Figure record extracts
-- -- --

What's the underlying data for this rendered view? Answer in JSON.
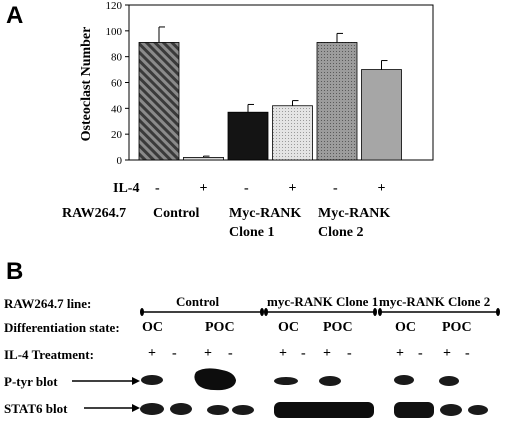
{
  "panel_a": {
    "letter": "A",
    "il4_row_label": "IL-4",
    "raw_row_label": "RAW264.7",
    "il4_marks": [
      "-",
      "+",
      "-",
      "+",
      "-",
      "+"
    ],
    "groups": [
      {
        "line1": "Control",
        "line2": ""
      },
      {
        "line1": "Myc-RANK",
        "line2": "Clone 1"
      },
      {
        "line1": "Myc-RANK",
        "line2": "Clone 2"
      }
    ]
  },
  "chart_data": {
    "type": "bar",
    "categories": [
      "Control -",
      "Control +",
      "Myc-RANK Clone 1 -",
      "Myc-RANK Clone 1 +",
      "Myc-RANK Clone 2 -",
      "Myc-RANK Clone 2 +"
    ],
    "values": [
      91,
      2,
      37,
      42,
      91,
      70
    ],
    "errors": [
      12,
      1,
      6,
      4,
      7,
      7
    ],
    "ylabel": "Osteoclast Number",
    "ylim": [
      0,
      120
    ],
    "yticks": [
      0,
      20,
      40,
      60,
      80,
      100,
      120
    ],
    "grid": false,
    "fills": [
      "hatch-diagonal",
      "light-gray",
      "black",
      "light-dotted",
      "gray-dotted",
      "gray"
    ]
  },
  "panel_b": {
    "letter": "B",
    "raw_line_label": "RAW264.7 line:",
    "diff_label": "Differentiation state:",
    "il4_label": "IL-4 Treatment:",
    "ptyr_label": "P-tyr blot",
    "stat6_label": "STAT6 blot",
    "groups": [
      {
        "name": "Control",
        "oc": "OC",
        "poc": "POC",
        "marks": [
          "+",
          "-",
          "+",
          "-"
        ]
      },
      {
        "name": "myc-RANK Clone 1",
        "oc": "OC",
        "poc": "POC",
        "marks": [
          "+",
          "-",
          "+",
          "-"
        ]
      },
      {
        "name": "myc-RANK Clone 2",
        "oc": "OC",
        "poc": "POC",
        "marks": [
          "+",
          "-",
          "+",
          "-"
        ]
      }
    ]
  }
}
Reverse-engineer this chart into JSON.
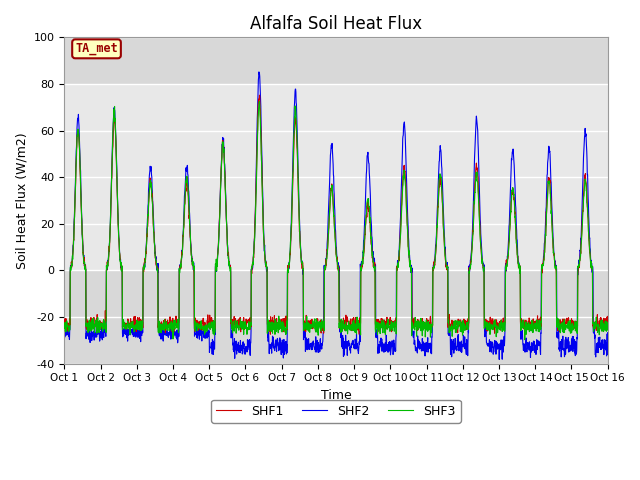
{
  "title": "Alfalfa Soil Heat Flux",
  "xlabel": "Time",
  "ylabel": "Soil Heat Flux (W/m2)",
  "ylim": [
    -40,
    100
  ],
  "xlim": [
    0,
    15
  ],
  "xtick_labels": [
    "Oct 1",
    "Oct 2",
    "Oct 3",
    "Oct 4",
    "Oct 5",
    "Oct 6",
    "Oct 7",
    "Oct 8",
    "Oct 9",
    "Oct 10",
    "Oct 11",
    "Oct 12",
    "Oct 13",
    "Oct 14",
    "Oct 15",
    "Oct 16"
  ],
  "ytick_values": [
    -40,
    -20,
    0,
    20,
    40,
    60,
    80,
    100
  ],
  "shf1_color": "#CC0000",
  "shf2_color": "#0000EE",
  "shf3_color": "#00BB00",
  "legend_labels": [
    "SHF1",
    "SHF2",
    "SHF3"
  ],
  "annotation_text": "TA_met",
  "annotation_color": "#990000",
  "annotation_bg": "#FFFFC0",
  "plot_bg_dark": "#D8D8D8",
  "plot_bg_light": "#E8E8E8",
  "linewidth": 0.8,
  "n_points": 2000,
  "title_fontsize": 12,
  "peak_h1": [
    60,
    65,
    38,
    38,
    55,
    75,
    65,
    35,
    28,
    45,
    40,
    45,
    35,
    40,
    40
  ],
  "peak_h2": [
    66,
    69,
    44,
    45,
    56,
    85,
    77,
    54,
    50,
    63,
    52,
    65,
    52,
    53,
    60
  ],
  "peak_h3": [
    61,
    68,
    38,
    40,
    54,
    71,
    69,
    35,
    30,
    42,
    42,
    42,
    35,
    38,
    38
  ],
  "night_base1": -23,
  "night_base2": -27,
  "night_base3": -24
}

-- -- --

#### [Directions for this task]
Omit the pictures. Output every record above word for word.

#### [Correct answer]
What's the underlying data for this rendered view? Answer in JSON.
{
  "panel_a": {
    "letter": "A",
    "il4_row_label": "IL-4",
    "raw_row_label": "RAW264.7",
    "il4_marks": [
      "-",
      "+",
      "-",
      "+",
      "-",
      "+"
    ],
    "groups": [
      {
        "line1": "Control",
        "line2": ""
      },
      {
        "line1": "Myc-RANK",
        "line2": "Clone 1"
      },
      {
        "line1": "Myc-RANK",
        "line2": "Clone 2"
      }
    ]
  },
  "chart_data": {
    "type": "bar",
    "categories": [
      "Control -",
      "Control +",
      "Myc-RANK Clone 1 -",
      "Myc-RANK Clone 1 +",
      "Myc-RANK Clone 2 -",
      "Myc-RANK Clone 2 +"
    ],
    "values": [
      91,
      2,
      37,
      42,
      91,
      70
    ],
    "errors": [
      12,
      1,
      6,
      4,
      7,
      7
    ],
    "ylabel": "Osteoclast Number",
    "ylim": [
      0,
      120
    ],
    "yticks": [
      0,
      20,
      40,
      60,
      80,
      100,
      120
    ],
    "grid": false,
    "fills": [
      "hatch-diagonal",
      "light-gray",
      "black",
      "light-dotted",
      "gray-dotted",
      "gray"
    ]
  },
  "panel_b": {
    "letter": "B",
    "raw_line_label": "RAW264.7 line:",
    "diff_label": "Differentiation state:",
    "il4_label": "IL-4 Treatment:",
    "ptyr_label": "P-tyr blot",
    "stat6_label": "STAT6 blot",
    "groups": [
      {
        "name": "Control",
        "oc": "OC",
        "poc": "POC",
        "marks": [
          "+",
          "-",
          "+",
          "-"
        ]
      },
      {
        "name": "myc-RANK Clone 1",
        "oc": "OC",
        "poc": "POC",
        "marks": [
          "+",
          "-",
          "+",
          "-"
        ]
      },
      {
        "name": "myc-RANK Clone 2",
        "oc": "OC",
        "poc": "POC",
        "marks": [
          "+",
          "-",
          "+",
          "-"
        ]
      }
    ]
  }
}
Reverse-engineer this chart into JSON.
{
  "title": "Alfalfa Soil Heat Flux",
  "xlabel": "Time",
  "ylabel": "Soil Heat Flux (W/m2)",
  "ylim": [
    -40,
    100
  ],
  "xlim": [
    0,
    15
  ],
  "xtick_labels": [
    "Oct 1",
    "Oct 2",
    "Oct 3",
    "Oct 4",
    "Oct 5",
    "Oct 6",
    "Oct 7",
    "Oct 8",
    "Oct 9",
    "Oct 10",
    "Oct 11",
    "Oct 12",
    "Oct 13",
    "Oct 14",
    "Oct 15",
    "Oct 16"
  ],
  "ytick_values": [
    -40,
    -20,
    0,
    20,
    40,
    60,
    80,
    100
  ],
  "shf1_color": "#CC0000",
  "shf2_color": "#0000EE",
  "shf3_color": "#00BB00",
  "legend_labels": [
    "SHF1",
    "SHF2",
    "SHF3"
  ],
  "annotation_text": "TA_met",
  "annotation_color": "#990000",
  "annotation_bg": "#FFFFC0",
  "plot_bg_dark": "#D8D8D8",
  "plot_bg_light": "#E8E8E8",
  "linewidth": 0.8,
  "n_points": 2000,
  "title_fontsize": 12,
  "peak_h1": [
    60,
    65,
    38,
    38,
    55,
    75,
    65,
    35,
    28,
    45,
    40,
    45,
    35,
    40,
    40
  ],
  "peak_h2": [
    66,
    69,
    44,
    45,
    56,
    85,
    77,
    54,
    50,
    63,
    52,
    65,
    52,
    53,
    60
  ],
  "peak_h3": [
    61,
    68,
    38,
    40,
    54,
    71,
    69,
    35,
    30,
    42,
    42,
    42,
    35,
    38,
    38
  ],
  "night_base1": -23,
  "night_base2": -27,
  "night_base3": -24
}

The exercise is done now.